DESCRIPTION DE L'EXERCICE: Recopiez sans modification, dans l'article sur le jardin Onkraj Gradbišča de Ljubljana, le passage allant de « Ljubljana : au-delà » jusqu'à « de ses fondateurs. ».

TEXTE SÉLECTIONNÉ:
---*---
Makery

Ljubljana : au-delà d’un chantier délaissé, organiser les communs

Stefan Doepner et Urška Jurman. © Katja Goljat

Le jardin Onkraj Gradbišča au centre de Ljubljana accueille jardinage partagé, bricolage, arts vivants, sculptures sonores et biohacking. Un bien commun à l’organisation agile. Rencontre avec deux de ses fondateurs.

En 2016, Ljubljana, la capitale de la Slovénie, a été nommée « Capitale verte de l’Europe », notamment pour sa mise en œuvre d’une stratégie intégrée de développement durable, les avancées en matière de prise de conscience environnementale parmi ses habitants et l’implémentation de nombreuses mesures vertes dans la ville au cours de la décennie ayant suivi l’entrée dans l’Union Européenne en 2004. Parmi les actions entreprises, la revitalisation de l’agriculture urbaine a été un volet important de la stratégie adoptée par la municipalité.
---*---
DONNÉES EXTRAITES:
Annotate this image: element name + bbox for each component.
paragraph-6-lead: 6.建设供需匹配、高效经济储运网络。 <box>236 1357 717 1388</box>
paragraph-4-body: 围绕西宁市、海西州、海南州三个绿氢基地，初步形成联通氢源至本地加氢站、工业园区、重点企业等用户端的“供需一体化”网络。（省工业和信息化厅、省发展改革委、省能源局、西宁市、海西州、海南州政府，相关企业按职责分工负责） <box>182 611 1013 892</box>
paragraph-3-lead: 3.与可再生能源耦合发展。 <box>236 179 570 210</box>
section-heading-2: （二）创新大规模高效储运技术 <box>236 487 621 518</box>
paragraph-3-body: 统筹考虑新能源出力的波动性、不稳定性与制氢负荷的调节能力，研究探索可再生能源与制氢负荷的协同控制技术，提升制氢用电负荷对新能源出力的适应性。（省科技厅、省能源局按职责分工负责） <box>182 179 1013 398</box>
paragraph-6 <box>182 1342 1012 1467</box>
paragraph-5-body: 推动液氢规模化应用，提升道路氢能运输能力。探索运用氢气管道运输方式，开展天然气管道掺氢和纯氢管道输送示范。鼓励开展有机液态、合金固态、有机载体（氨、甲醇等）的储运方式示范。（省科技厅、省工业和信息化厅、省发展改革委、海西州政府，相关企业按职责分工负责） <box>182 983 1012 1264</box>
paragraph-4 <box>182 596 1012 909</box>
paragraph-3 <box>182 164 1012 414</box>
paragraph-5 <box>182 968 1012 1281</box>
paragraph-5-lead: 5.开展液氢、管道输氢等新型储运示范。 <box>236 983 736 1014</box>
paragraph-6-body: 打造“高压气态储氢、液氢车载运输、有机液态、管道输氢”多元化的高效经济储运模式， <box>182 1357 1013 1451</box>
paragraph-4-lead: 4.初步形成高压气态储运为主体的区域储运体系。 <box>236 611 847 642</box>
---*---
TÂCHE RÉALISÉE:
Ljubljana : au-delà d’un chantier délaissé, organiser les communs

Stefan Doepner et Urška Jurman. © Katja Goljat

Le jardin Onkraj Gradbišča au centre de Ljubljana accueille jardinage partagé, bricolage, arts vivants, sculptures sonores et biohacking. Un bien commun à l’organisation agile. Rencontre avec deux de ses fondateurs.